Stored records:
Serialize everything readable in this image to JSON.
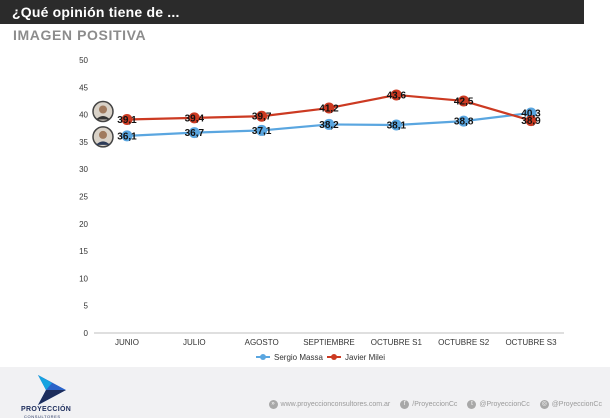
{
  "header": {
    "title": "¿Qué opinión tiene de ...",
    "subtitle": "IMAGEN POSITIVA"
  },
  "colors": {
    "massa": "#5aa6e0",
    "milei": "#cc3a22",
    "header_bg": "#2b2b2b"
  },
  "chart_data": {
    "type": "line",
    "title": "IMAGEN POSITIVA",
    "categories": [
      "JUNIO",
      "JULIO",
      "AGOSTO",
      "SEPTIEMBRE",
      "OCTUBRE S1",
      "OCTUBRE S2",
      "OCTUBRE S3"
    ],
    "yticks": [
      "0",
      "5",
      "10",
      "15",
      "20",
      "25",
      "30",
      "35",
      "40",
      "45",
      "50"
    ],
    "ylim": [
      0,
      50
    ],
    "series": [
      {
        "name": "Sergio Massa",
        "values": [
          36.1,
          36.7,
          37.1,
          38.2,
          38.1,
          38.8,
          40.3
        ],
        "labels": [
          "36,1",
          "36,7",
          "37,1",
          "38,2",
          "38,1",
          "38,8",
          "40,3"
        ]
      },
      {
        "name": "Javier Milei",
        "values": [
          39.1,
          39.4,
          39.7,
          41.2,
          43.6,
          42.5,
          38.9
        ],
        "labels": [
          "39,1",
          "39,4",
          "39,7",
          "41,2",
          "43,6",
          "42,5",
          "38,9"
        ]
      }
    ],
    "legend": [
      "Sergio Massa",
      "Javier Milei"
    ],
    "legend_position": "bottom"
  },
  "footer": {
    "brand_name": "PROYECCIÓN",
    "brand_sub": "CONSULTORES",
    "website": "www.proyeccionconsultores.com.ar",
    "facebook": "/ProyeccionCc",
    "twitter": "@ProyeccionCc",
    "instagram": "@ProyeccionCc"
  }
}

...

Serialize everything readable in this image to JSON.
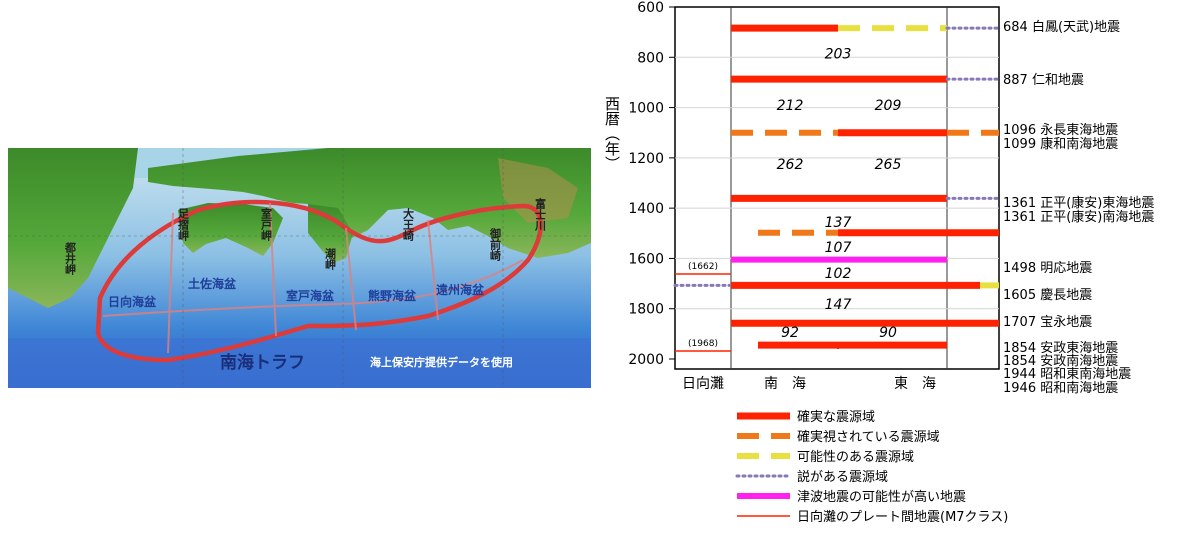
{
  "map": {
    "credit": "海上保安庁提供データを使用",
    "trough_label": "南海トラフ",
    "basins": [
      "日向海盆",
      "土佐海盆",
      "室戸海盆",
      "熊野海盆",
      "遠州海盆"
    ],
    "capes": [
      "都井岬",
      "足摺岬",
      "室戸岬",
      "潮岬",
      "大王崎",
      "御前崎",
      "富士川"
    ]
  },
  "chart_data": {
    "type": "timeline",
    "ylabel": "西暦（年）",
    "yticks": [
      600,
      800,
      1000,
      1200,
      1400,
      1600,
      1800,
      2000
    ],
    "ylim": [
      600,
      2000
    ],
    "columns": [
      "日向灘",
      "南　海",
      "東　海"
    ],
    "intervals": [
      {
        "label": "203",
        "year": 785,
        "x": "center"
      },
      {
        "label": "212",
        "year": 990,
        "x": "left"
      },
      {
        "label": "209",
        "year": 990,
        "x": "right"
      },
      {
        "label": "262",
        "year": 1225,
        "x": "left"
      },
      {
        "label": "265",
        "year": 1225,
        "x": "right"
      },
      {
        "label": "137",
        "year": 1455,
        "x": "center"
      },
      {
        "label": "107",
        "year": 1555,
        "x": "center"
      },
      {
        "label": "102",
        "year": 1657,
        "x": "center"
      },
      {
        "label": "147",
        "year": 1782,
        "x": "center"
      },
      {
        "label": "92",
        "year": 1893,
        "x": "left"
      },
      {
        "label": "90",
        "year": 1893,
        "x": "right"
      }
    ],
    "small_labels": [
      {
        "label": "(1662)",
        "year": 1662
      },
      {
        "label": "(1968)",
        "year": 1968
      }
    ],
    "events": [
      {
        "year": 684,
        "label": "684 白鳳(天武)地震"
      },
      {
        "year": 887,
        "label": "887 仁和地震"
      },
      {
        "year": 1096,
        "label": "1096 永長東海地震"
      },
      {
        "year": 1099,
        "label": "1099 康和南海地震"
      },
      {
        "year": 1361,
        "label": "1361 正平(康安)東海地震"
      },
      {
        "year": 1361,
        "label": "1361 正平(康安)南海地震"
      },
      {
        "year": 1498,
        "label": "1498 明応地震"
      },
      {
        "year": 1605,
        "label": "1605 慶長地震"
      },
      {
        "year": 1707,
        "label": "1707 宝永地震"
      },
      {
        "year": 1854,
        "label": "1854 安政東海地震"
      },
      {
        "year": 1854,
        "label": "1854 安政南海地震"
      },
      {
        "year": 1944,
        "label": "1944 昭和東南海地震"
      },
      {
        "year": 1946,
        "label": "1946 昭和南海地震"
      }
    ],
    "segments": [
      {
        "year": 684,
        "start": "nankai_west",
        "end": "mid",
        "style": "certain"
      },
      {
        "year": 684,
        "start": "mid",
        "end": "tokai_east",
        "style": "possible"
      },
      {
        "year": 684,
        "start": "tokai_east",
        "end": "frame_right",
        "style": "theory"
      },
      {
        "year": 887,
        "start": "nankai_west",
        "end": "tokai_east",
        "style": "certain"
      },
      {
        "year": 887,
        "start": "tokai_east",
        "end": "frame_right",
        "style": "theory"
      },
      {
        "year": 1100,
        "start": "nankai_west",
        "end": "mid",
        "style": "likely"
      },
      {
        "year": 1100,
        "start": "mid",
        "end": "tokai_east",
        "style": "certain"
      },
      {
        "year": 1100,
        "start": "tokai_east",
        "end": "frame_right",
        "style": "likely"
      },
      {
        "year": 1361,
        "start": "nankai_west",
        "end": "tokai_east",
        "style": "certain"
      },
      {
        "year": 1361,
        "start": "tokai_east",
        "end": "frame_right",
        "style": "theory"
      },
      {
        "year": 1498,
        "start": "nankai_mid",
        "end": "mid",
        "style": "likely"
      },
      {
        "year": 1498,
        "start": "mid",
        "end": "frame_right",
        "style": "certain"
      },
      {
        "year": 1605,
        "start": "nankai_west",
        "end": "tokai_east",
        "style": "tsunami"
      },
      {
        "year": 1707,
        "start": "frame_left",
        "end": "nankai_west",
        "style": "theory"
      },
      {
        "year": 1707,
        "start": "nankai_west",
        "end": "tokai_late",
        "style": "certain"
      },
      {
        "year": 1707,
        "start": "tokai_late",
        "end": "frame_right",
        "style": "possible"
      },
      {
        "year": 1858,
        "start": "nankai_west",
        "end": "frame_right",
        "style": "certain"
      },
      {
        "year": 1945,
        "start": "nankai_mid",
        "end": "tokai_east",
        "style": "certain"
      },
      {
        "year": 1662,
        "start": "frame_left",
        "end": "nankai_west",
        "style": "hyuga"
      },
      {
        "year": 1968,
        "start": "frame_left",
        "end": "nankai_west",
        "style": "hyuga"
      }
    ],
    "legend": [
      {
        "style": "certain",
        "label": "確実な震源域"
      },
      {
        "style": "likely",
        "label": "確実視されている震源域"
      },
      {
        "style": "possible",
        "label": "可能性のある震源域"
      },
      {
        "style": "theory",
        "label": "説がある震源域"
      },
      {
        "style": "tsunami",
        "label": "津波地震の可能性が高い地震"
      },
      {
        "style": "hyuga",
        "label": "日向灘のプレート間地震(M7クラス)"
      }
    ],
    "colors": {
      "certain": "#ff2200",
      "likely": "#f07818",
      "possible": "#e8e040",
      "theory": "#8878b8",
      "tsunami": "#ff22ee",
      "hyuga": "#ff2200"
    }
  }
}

Exercise task => From the data above, copy each line where the string "hyuga" appears.

The solution =>
        "style": "hyuga"
        "style": "hyuga"
        "style": "hyuga",
      "hyuga": "#ff2200"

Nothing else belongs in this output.